▶ **Task requirements**:
(1) Reproduce the records verbatim, covering the stretch from their first line through the line containing "plot-area [87,340,1082,595]".
(2) Take the forum thread on certificate settings for secondary datacenters further from the point where it stops.

▶ **Text excerpt**:
I am actually setting the private key and root cert in the secondaries. I guess thinking about it, since they delegate the root responsibility to the primary, I should potentially submit the change to those with no config and let it self generate? It would then delegate to the secondary anyway even if it generates its own root correct?
My guess is that you don't need to specify anything for PrivateKey
and RootCert
in the secondary datacenters, and that the secondary datacenters will generate a CSR that they ask the primary datacenter to sign (which delegates to the CA provider of the primary DC). I'm not sure though. You can likely test it faster than I can look into it.
That actually seems like the most logical route. I'll test shortly and report my findings.
Thanks for all the help!
Interestingly, that results in the same error
More info, I used my old vault config to reset my development cluster, and the secondaries are also spitting out that error still as well
I will correct myself here.
I was able to revert to my old vault config in the secondaries after hard reboots of the servers. Something must have been stuck in memory (even after consul service restarts)

▶ **Record set**:
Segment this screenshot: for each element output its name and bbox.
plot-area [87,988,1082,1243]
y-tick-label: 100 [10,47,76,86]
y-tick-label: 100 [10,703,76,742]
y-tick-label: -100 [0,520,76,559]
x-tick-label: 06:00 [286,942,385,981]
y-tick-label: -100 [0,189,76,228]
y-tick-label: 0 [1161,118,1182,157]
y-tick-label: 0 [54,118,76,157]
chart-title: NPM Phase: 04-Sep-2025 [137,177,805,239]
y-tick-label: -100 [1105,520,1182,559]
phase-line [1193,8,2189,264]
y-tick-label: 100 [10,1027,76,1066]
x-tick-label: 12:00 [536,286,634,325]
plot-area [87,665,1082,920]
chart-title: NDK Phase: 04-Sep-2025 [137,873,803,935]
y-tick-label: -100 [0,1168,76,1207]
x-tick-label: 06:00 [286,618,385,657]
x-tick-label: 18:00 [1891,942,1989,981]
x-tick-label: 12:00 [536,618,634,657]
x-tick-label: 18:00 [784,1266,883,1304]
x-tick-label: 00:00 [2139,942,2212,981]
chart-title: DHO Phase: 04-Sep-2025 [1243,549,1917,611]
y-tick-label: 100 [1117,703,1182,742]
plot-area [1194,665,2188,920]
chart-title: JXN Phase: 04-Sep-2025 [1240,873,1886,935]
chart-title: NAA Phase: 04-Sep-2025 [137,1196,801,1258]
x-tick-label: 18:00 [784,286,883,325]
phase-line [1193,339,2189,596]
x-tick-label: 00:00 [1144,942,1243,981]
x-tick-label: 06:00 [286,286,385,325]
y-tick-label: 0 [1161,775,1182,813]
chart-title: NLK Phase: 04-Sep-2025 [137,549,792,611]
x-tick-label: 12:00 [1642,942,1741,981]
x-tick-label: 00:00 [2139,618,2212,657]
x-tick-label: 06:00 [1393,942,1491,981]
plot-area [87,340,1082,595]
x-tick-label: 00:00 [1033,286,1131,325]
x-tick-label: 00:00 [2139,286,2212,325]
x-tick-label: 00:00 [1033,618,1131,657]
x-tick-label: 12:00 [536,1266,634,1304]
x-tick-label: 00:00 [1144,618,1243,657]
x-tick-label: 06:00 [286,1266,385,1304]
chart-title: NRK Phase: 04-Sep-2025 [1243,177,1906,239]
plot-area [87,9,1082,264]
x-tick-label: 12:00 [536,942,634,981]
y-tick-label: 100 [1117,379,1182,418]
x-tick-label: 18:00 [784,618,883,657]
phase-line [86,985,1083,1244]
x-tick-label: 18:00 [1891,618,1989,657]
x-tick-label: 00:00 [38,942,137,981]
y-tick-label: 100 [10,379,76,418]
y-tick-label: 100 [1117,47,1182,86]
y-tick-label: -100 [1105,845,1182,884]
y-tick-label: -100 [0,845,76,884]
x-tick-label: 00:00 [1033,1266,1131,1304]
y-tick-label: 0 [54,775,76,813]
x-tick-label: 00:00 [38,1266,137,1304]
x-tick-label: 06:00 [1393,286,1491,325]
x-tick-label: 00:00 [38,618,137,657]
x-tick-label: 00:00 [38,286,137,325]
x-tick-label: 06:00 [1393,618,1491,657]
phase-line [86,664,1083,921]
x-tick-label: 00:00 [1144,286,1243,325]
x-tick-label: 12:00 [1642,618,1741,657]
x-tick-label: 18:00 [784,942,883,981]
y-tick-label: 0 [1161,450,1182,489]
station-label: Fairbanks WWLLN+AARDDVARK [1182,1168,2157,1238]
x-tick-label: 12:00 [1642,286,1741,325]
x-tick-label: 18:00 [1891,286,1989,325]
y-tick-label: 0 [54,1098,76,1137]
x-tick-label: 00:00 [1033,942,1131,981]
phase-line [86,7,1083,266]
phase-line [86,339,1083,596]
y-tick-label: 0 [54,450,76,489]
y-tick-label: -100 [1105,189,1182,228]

▶ **Answers by task**:
(1)
Segment this screenshot: for each element output its name and bbox.
plot-area [87,988,1082,1243]
y-tick-label: 100 [10,47,76,86]
y-tick-label: 100 [10,703,76,742]
y-tick-label: -100 [0,520,76,559]
x-tick-label: 06:00 [286,942,385,981]
y-tick-label: -100 [0,189,76,228]
y-tick-label: 0 [1161,118,1182,157]
y-tick-label: 0 [54,118,76,157]
chart-title: NPM Phase: 04-Sep-2025 [137,177,805,239]
y-tick-label: -100 [1105,520,1182,559]
phase-line [1193,8,2189,264]
y-tick-label: 100 [10,1027,76,1066]
x-tick-label: 12:00 [536,286,634,325]
plot-area [87,665,1082,920]
chart-title: NDK Phase: 04-Sep-2025 [137,873,803,935]
y-tick-label: -100 [0,1168,76,1207]
x-tick-label: 06:00 [286,618,385,657]
x-tick-label: 18:00 [1891,942,1989,981]
x-tick-label: 12:00 [536,618,634,657]
x-tick-label: 18:00 [784,1266,883,1304]
x-tick-label: 00:00 [2139,942,2212,981]
chart-title: DHO Phase: 04-Sep-2025 [1243,549,1917,611]
y-tick-label: 100 [1117,703,1182,742]
plot-area [1194,665,2188,920]
chart-title: JXN Phase: 04-Sep-2025 [1240,873,1886,935]
chart-title: NAA Phase: 04-Sep-2025 [137,1196,801,1258]
x-tick-label: 18:00 [784,286,883,325]
phase-line [1193,339,2189,596]
x-tick-label: 00:00 [1144,942,1243,981]
x-tick-label: 06:00 [286,286,385,325]
y-tick-label: 0 [1161,775,1182,813]
chart-title: NLK Phase: 04-Sep-2025 [137,549,792,611]
x-tick-label: 12:00 [1642,942,1741,981]
x-tick-label: 00:00 [2139,618,2212,657]
x-tick-label: 06:00 [1393,942,1491,981]
plot-area [87,340,1082,595]

(2)
@reskin89 : It seems like you've reverted back to the old state (with the Vault CA provider in the primary and secondaries). What happens if you try moving to the Consul CA provider at this point, setting PrivateKey
and RootCert
only in the primary DC? (Or what have you tried since?)
Also, this is tangential, but why set ForceWithoutCrossSigning to true? That will cause temporary connection failures until service mesh proxies (and client agents if using auto-config/encrypt) get a new cert.
I've done this previously and it results in the same errors in the secondaries.
If cross signing isn't set during this operation the API rejects it
If cross signing isn't set during this operation the API rejects it
Do you get any relevant log messages when the rejection occurs?
Both the Vault and Consul CA providers support cross-signing, so I'm not sure why ForceWithoutCrossSigning
would be needed here.
Really sorry for the delay here @jkirschner-hashicorp , been in the weeds with the consul lambda stuff 😄 .
I will test this when I'm able to circle back to this, I need my environment stable at the moment
@reskin89: When you do circle back to this, I thought of a reason why the API might reject the cross-sign request. The Vault ACL token that Consul's Vault CA provider uses to ask the PKI Secrets Engine to perform the cross-sign operation needs elevated privileges: https://developer.hashicorp.com/consul/docs/connect/ca/vault#additional-vault-acl-policies-for-sensitive-operations
It's worth checking whether the Vault ACL token configured in the provider has the privileges needed for that cross-sign call to work.
That makes a whole lot of sense when you say that, I'll definitely give that a look. Thank you!!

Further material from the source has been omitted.